GIVEN INSTRUCTION: Present each of the following records as a row of a Markdown table, skipping blank lines. Use the columns "Row" for the row number and "Record" for the line itself.

RECORDS SUPPLIED:
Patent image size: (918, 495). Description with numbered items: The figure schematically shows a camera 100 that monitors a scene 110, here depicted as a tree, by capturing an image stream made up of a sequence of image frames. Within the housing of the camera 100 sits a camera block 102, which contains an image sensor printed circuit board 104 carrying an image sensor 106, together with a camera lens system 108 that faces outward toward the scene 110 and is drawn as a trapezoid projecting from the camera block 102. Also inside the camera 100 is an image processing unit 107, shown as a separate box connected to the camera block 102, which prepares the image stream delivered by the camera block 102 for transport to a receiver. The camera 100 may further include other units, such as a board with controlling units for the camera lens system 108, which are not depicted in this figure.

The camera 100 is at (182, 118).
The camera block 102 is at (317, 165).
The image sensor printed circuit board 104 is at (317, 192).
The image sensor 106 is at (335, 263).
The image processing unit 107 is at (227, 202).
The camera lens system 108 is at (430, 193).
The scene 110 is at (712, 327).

WRITTEN SOLUTION:
| Row | Record |
|---|---|
| 1 | Patent image size: (918, 495). Description with numbered items: The figure schematically shows a camera 100 that monitors a scene 110, here depicted as a tree, by capturing an image stream made up of a sequence of image frames. Within the housing of the camera 100 sits a camera block 102, which contains an image sensor printed circuit board 104 carrying an image sensor 106, together with a camera lens system 108 that faces outward toward the scene 110 and is drawn as a trapezoid projecting from the camera block 102. Also inside the camera 100 is an image processing unit 107, shown as a separate box connected to the camera block 102, which prepares the image stream delivered by the camera block 102 for transport to a receiver. The camera 100 may further include other units, such as a board with controlling units for the camera lens system 108, which are not depicted in this figure. |
| 2 | The camera 100 is at (182, 118). |
| 3 | The camera block 102 is at (317, 165). |
| 4 | The image sensor printed circuit board 104 is at (317, 192). |
| 5 | The image sensor 106 is at (335, 263). |
| 6 | The image processing unit 107 is at (227, 202). |
| 7 | The camera lens system 108 is at (430, 193). |
| 8 | The scene 110 is at (712, 327). |